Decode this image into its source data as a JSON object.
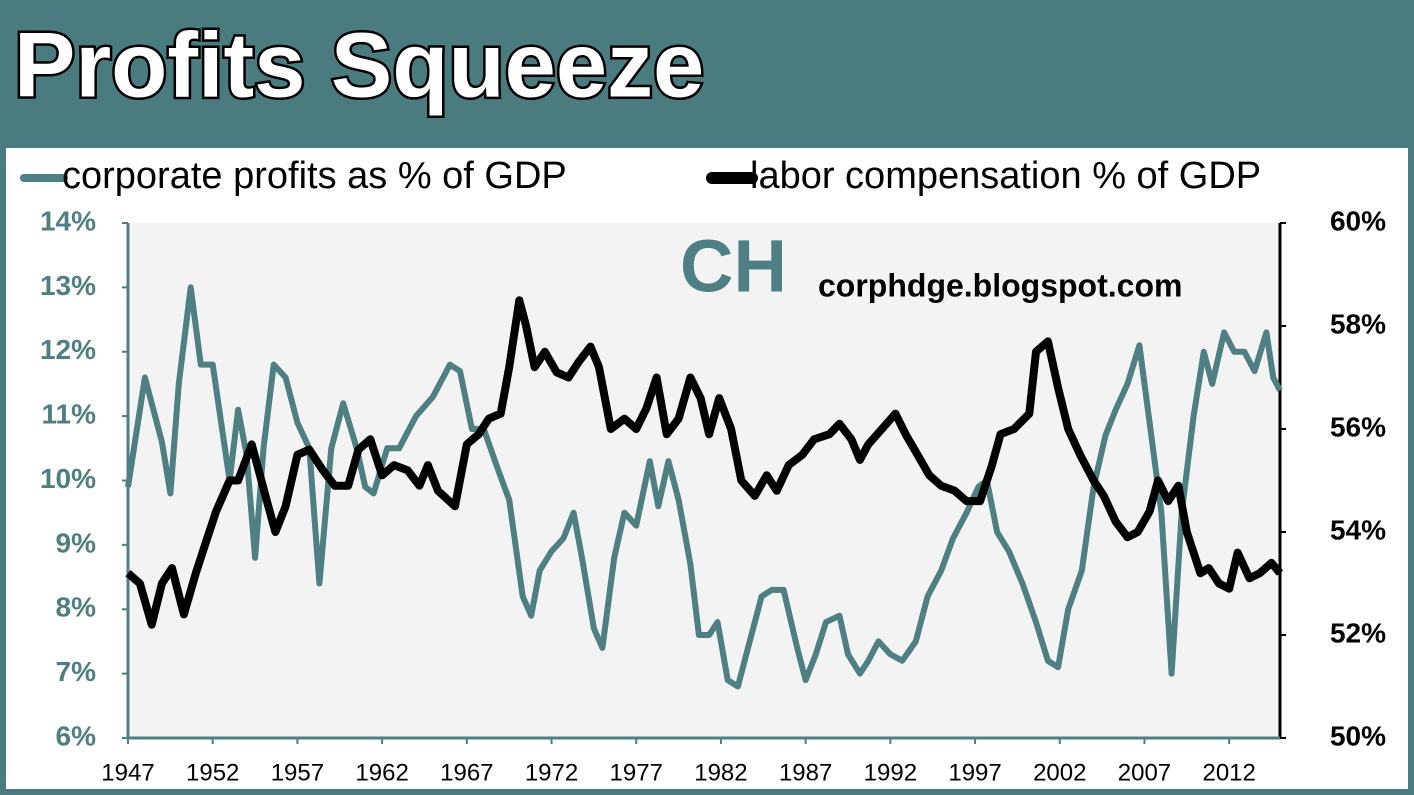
{
  "chart_data": {
    "type": "line",
    "title": "Profits Squeeze",
    "annotations": [
      "CH",
      "corphdge.blogspot.com"
    ],
    "xlim": [
      1947,
      2015
    ],
    "xticks": [
      1947,
      1952,
      1957,
      1962,
      1967,
      1972,
      1977,
      1982,
      1987,
      1992,
      1997,
      2002,
      2007,
      2012
    ],
    "ylim": [
      6,
      14
    ],
    "yticks": [
      {
        "value": 6,
        "label": "6%"
      },
      {
        "value": 7,
        "label": "7%"
      },
      {
        "value": 8,
        "label": "8%"
      },
      {
        "value": 9,
        "label": "9%"
      },
      {
        "value": 10,
        "label": "10%"
      },
      {
        "value": 11,
        "label": "11%"
      },
      {
        "value": 12,
        "label": "12%"
      },
      {
        "value": 13,
        "label": "13%"
      },
      {
        "value": 14,
        "label": "14%"
      }
    ],
    "y2lim": [
      50,
      60
    ],
    "y2ticks": [
      {
        "value": 50,
        "label": "50%"
      },
      {
        "value": 52,
        "label": "52%"
      },
      {
        "value": 54,
        "label": "54%"
      },
      {
        "value": 56,
        "label": "56%"
      },
      {
        "value": 58,
        "label": "58%"
      },
      {
        "value": 60,
        "label": "60%"
      }
    ],
    "series": [
      {
        "name": "corporate profits as % of GDP",
        "color": "#4e7f82",
        "axis": "y",
        "x": [
          1947,
          1948,
          1949,
          1949.5,
          1950,
          1950.7,
          1951.3,
          1952,
          1953,
          1953.5,
          1954,
          1954.5,
          1955,
          1955.6,
          1956.3,
          1957,
          1957.7,
          1958.3,
          1959,
          1959.7,
          1960.5,
          1961,
          1961.5,
          1962.3,
          1963,
          1964,
          1965,
          1966,
          1966.6,
          1967.3,
          1968,
          1968.8,
          1969.5,
          1970.3,
          1970.8,
          1971.3,
          1972,
          1972.7,
          1973.3,
          1973.8,
          1974.5,
          1975,
          1975.7,
          1976.3,
          1977,
          1977.8,
          1978.3,
          1978.9,
          1979.5,
          1980.2,
          1980.7,
          1981.3,
          1981.8,
          1982.4,
          1983,
          1983.7,
          1984.4,
          1985,
          1985.7,
          1986.5,
          1987,
          1987.6,
          1988.2,
          1989,
          1989.5,
          1990.2,
          1990.7,
          1991.3,
          1992,
          1992.7,
          1993.5,
          1994.2,
          1995,
          1995.7,
          1996.5,
          1997.2,
          1997.7,
          1998.3,
          1999,
          1999.8,
          2000.6,
          2001.3,
          2001.9,
          2002.5,
          2003.3,
          2004,
          2004.7,
          2005.3,
          2006,
          2006.7,
          2007.3,
          2008,
          2008.6,
          2009.2,
          2009.9,
          2010.5,
          2011,
          2011.7,
          2012.3,
          2012.9,
          2013.5,
          2014.2,
          2014.6,
          2015
        ],
        "values": [
          9.9,
          11.6,
          10.6,
          9.8,
          11.5,
          13.0,
          11.8,
          11.8,
          10.0,
          11.1,
          10.4,
          8.8,
          10.5,
          11.8,
          11.6,
          10.9,
          10.5,
          8.4,
          10.5,
          11.2,
          10.5,
          9.9,
          9.8,
          10.5,
          10.5,
          11.0,
          11.3,
          11.8,
          11.7,
          10.8,
          10.8,
          10.2,
          9.7,
          8.2,
          7.9,
          8.6,
          8.9,
          9.1,
          9.5,
          8.8,
          7.7,
          7.4,
          8.8,
          9.5,
          9.3,
          10.3,
          9.6,
          10.3,
          9.7,
          8.7,
          7.6,
          7.6,
          7.8,
          6.9,
          6.8,
          7.5,
          8.2,
          8.3,
          8.3,
          7.4,
          6.9,
          7.3,
          7.8,
          7.9,
          7.3,
          7.0,
          7.2,
          7.5,
          7.3,
          7.2,
          7.5,
          8.2,
          8.6,
          9.1,
          9.5,
          9.9,
          10.0,
          9.2,
          8.9,
          8.4,
          7.8,
          7.2,
          7.1,
          8.0,
          8.6,
          9.9,
          10.7,
          11.1,
          11.5,
          12.1,
          10.9,
          9.5,
          7.0,
          9.5,
          11.0,
          12.0,
          11.5,
          12.3,
          12.0,
          12.0,
          11.7,
          12.3,
          11.6,
          11.4
        ]
      },
      {
        "name": "labor compensation % of GDP",
        "color": "#000000",
        "axis": "y2",
        "x": [
          1947,
          1947.7,
          1948.4,
          1949,
          1949.6,
          1950.3,
          1951,
          1951.5,
          1952.2,
          1953,
          1953.5,
          1954.3,
          1955.2,
          1955.7,
          1956.3,
          1957,
          1957.7,
          1958.5,
          1959.2,
          1960,
          1960.6,
          1961.3,
          1962,
          1962.7,
          1963.5,
          1964.2,
          1964.7,
          1965.3,
          1966.3,
          1967,
          1967.7,
          1968.3,
          1969,
          1969.5,
          1970.1,
          1970.5,
          1971,
          1971.6,
          1972.3,
          1973,
          1973.6,
          1974.3,
          1974.8,
          1975.5,
          1976.3,
          1977,
          1977.6,
          1978.2,
          1978.8,
          1979.5,
          1980.2,
          1980.8,
          1981.3,
          1981.9,
          1982.6,
          1983.2,
          1984,
          1984.7,
          1985.3,
          1986,
          1986.8,
          1987.5,
          1988.4,
          1989,
          1989.7,
          1990.2,
          1990.7,
          1991.5,
          1992.3,
          1992.9,
          1993.6,
          1994.3,
          1995,
          1995.8,
          1996.5,
          1997.3,
          1998,
          1998.5,
          1999.3,
          2000.2,
          2000.6,
          2001.3,
          2001.9,
          2002.5,
          2003.2,
          2004,
          2004.6,
          2005.3,
          2006,
          2006.6,
          2007.3,
          2007.8,
          2008.4,
          2009,
          2009.5,
          2010.3,
          2010.8,
          2011.4,
          2012,
          2012.5,
          2013.2,
          2013.8,
          2014.5,
          2015
        ],
        "values": [
          53.2,
          53.0,
          52.2,
          53.0,
          53.3,
          52.4,
          53.2,
          53.7,
          54.4,
          55.0,
          55.0,
          55.7,
          54.6,
          54.0,
          54.5,
          55.5,
          55.6,
          55.2,
          54.9,
          54.9,
          55.6,
          55.8,
          55.1,
          55.3,
          55.2,
          54.9,
          55.3,
          54.8,
          54.5,
          55.7,
          55.9,
          56.2,
          56.3,
          57.2,
          58.5,
          58.0,
          57.2,
          57.5,
          57.1,
          57.0,
          57.3,
          57.6,
          57.2,
          56.0,
          56.2,
          56.0,
          56.4,
          57.0,
          55.9,
          56.2,
          57.0,
          56.6,
          55.9,
          56.6,
          56.0,
          55.0,
          54.7,
          55.1,
          54.8,
          55.3,
          55.5,
          55.8,
          55.9,
          56.1,
          55.8,
          55.4,
          55.7,
          56.0,
          56.3,
          55.9,
          55.5,
          55.1,
          54.9,
          54.8,
          54.6,
          54.6,
          55.3,
          55.9,
          56.0,
          56.3,
          57.5,
          57.7,
          56.8,
          56.0,
          55.5,
          55.0,
          54.7,
          54.2,
          53.9,
          54.0,
          54.4,
          55.0,
          54.6,
          54.9,
          54.0,
          53.2,
          53.3,
          53.0,
          52.9,
          53.6,
          53.1,
          53.2,
          53.4,
          53.2
        ]
      }
    ]
  }
}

········

» DO THIS
Write out again every line above exactly as given; the pictures do not belong in the copy.

» ANSWER TO THE EXERCISE
Decode this image into its source data as a JSON object.
{
  "chart_data": {
    "type": "line",
    "title": "Profits Squeeze",
    "annotations": [
      "CH",
      "corphdge.blogspot.com"
    ],
    "xlim": [
      1947,
      2015
    ],
    "xticks": [
      1947,
      1952,
      1957,
      1962,
      1967,
      1972,
      1977,
      1982,
      1987,
      1992,
      1997,
      2002,
      2007,
      2012
    ],
    "ylim": [
      6,
      14
    ],
    "yticks": [
      {
        "value": 6,
        "label": "6%"
      },
      {
        "value": 7,
        "label": "7%"
      },
      {
        "value": 8,
        "label": "8%"
      },
      {
        "value": 9,
        "label": "9%"
      },
      {
        "value": 10,
        "label": "10%"
      },
      {
        "value": 11,
        "label": "11%"
      },
      {
        "value": 12,
        "label": "12%"
      },
      {
        "value": 13,
        "label": "13%"
      },
      {
        "value": 14,
        "label": "14%"
      }
    ],
    "y2lim": [
      50,
      60
    ],
    "y2ticks": [
      {
        "value": 50,
        "label": "50%"
      },
      {
        "value": 52,
        "label": "52%"
      },
      {
        "value": 54,
        "label": "54%"
      },
      {
        "value": 56,
        "label": "56%"
      },
      {
        "value": 58,
        "label": "58%"
      },
      {
        "value": 60,
        "label": "60%"
      }
    ],
    "series": [
      {
        "name": "corporate profits as % of GDP",
        "color": "#4e7f82",
        "axis": "y",
        "x": [
          1947,
          1948,
          1949,
          1949.5,
          1950,
          1950.7,
          1951.3,
          1952,
          1953,
          1953.5,
          1954,
          1954.5,
          1955,
          1955.6,
          1956.3,
          1957,
          1957.7,
          1958.3,
          1959,
          1959.7,
          1960.5,
          1961,
          1961.5,
          1962.3,
          1963,
          1964,
          1965,
          1966,
          1966.6,
          1967.3,
          1968,
          1968.8,
          1969.5,
          1970.3,
          1970.8,
          1971.3,
          1972,
          1972.7,
          1973.3,
          1973.8,
          1974.5,
          1975,
          1975.7,
          1976.3,
          1977,
          1977.8,
          1978.3,
          1978.9,
          1979.5,
          1980.2,
          1980.7,
          1981.3,
          1981.8,
          1982.4,
          1983,
          1983.7,
          1984.4,
          1985,
          1985.7,
          1986.5,
          1987,
          1987.6,
          1988.2,
          1989,
          1989.5,
          1990.2,
          1990.7,
          1991.3,
          1992,
          1992.7,
          1993.5,
          1994.2,
          1995,
          1995.7,
          1996.5,
          1997.2,
          1997.7,
          1998.3,
          1999,
          1999.8,
          2000.6,
          2001.3,
          2001.9,
          2002.5,
          2003.3,
          2004,
          2004.7,
          2005.3,
          2006,
          2006.7,
          2007.3,
          2008,
          2008.6,
          2009.2,
          2009.9,
          2010.5,
          2011,
          2011.7,
          2012.3,
          2012.9,
          2013.5,
          2014.2,
          2014.6,
          2015
        ],
        "values": [
          9.9,
          11.6,
          10.6,
          9.8,
          11.5,
          13.0,
          11.8,
          11.8,
          10.0,
          11.1,
          10.4,
          8.8,
          10.5,
          11.8,
          11.6,
          10.9,
          10.5,
          8.4,
          10.5,
          11.2,
          10.5,
          9.9,
          9.8,
          10.5,
          10.5,
          11.0,
          11.3,
          11.8,
          11.7,
          10.8,
          10.8,
          10.2,
          9.7,
          8.2,
          7.9,
          8.6,
          8.9,
          9.1,
          9.5,
          8.8,
          7.7,
          7.4,
          8.8,
          9.5,
          9.3,
          10.3,
          9.6,
          10.3,
          9.7,
          8.7,
          7.6,
          7.6,
          7.8,
          6.9,
          6.8,
          7.5,
          8.2,
          8.3,
          8.3,
          7.4,
          6.9,
          7.3,
          7.8,
          7.9,
          7.3,
          7.0,
          7.2,
          7.5,
          7.3,
          7.2,
          7.5,
          8.2,
          8.6,
          9.1,
          9.5,
          9.9,
          10.0,
          9.2,
          8.9,
          8.4,
          7.8,
          7.2,
          7.1,
          8.0,
          8.6,
          9.9,
          10.7,
          11.1,
          11.5,
          12.1,
          10.9,
          9.5,
          7.0,
          9.5,
          11.0,
          12.0,
          11.5,
          12.3,
          12.0,
          12.0,
          11.7,
          12.3,
          11.6,
          11.4
        ]
      },
      {
        "name": "labor compensation % of GDP",
        "color": "#000000",
        "axis": "y2",
        "x": [
          1947,
          1947.7,
          1948.4,
          1949,
          1949.6,
          1950.3,
          1951,
          1951.5,
          1952.2,
          1953,
          1953.5,
          1954.3,
          1955.2,
          1955.7,
          1956.3,
          1957,
          1957.7,
          1958.5,
          1959.2,
          1960,
          1960.6,
          1961.3,
          1962,
          1962.7,
          1963.5,
          1964.2,
          1964.7,
          1965.3,
          1966.3,
          1967,
          1967.7,
          1968.3,
          1969,
          1969.5,
          1970.1,
          1970.5,
          1971,
          1971.6,
          1972.3,
          1973,
          1973.6,
          1974.3,
          1974.8,
          1975.5,
          1976.3,
          1977,
          1977.6,
          1978.2,
          1978.8,
          1979.5,
          1980.2,
          1980.8,
          1981.3,
          1981.9,
          1982.6,
          1983.2,
          1984,
          1984.7,
          1985.3,
          1986,
          1986.8,
          1987.5,
          1988.4,
          1989,
          1989.7,
          1990.2,
          1990.7,
          1991.5,
          1992.3,
          1992.9,
          1993.6,
          1994.3,
          1995,
          1995.8,
          1996.5,
          1997.3,
          1998,
          1998.5,
          1999.3,
          2000.2,
          2000.6,
          2001.3,
          2001.9,
          2002.5,
          2003.2,
          2004,
          2004.6,
          2005.3,
          2006,
          2006.6,
          2007.3,
          2007.8,
          2008.4,
          2009,
          2009.5,
          2010.3,
          2010.8,
          2011.4,
          2012,
          2012.5,
          2013.2,
          2013.8,
          2014.5,
          2015
        ],
        "values": [
          53.2,
          53.0,
          52.2,
          53.0,
          53.3,
          52.4,
          53.2,
          53.7,
          54.4,
          55.0,
          55.0,
          55.7,
          54.6,
          54.0,
          54.5,
          55.5,
          55.6,
          55.2,
          54.9,
          54.9,
          55.6,
          55.8,
          55.1,
          55.3,
          55.2,
          54.9,
          55.3,
          54.8,
          54.5,
          55.7,
          55.9,
          56.2,
          56.3,
          57.2,
          58.5,
          58.0,
          57.2,
          57.5,
          57.1,
          57.0,
          57.3,
          57.6,
          57.2,
          56.0,
          56.2,
          56.0,
          56.4,
          57.0,
          55.9,
          56.2,
          57.0,
          56.6,
          55.9,
          56.6,
          56.0,
          55.0,
          54.7,
          55.1,
          54.8,
          55.3,
          55.5,
          55.8,
          55.9,
          56.1,
          55.8,
          55.4,
          55.7,
          56.0,
          56.3,
          55.9,
          55.5,
          55.1,
          54.9,
          54.8,
          54.6,
          54.6,
          55.3,
          55.9,
          56.0,
          56.3,
          57.5,
          57.7,
          56.8,
          56.0,
          55.5,
          55.0,
          54.7,
          54.2,
          53.9,
          54.0,
          54.4,
          55.0,
          54.6,
          54.9,
          54.0,
          53.2,
          53.3,
          53.0,
          52.9,
          53.6,
          53.1,
          53.2,
          53.4,
          53.2
        ]
      }
    ]
  }
}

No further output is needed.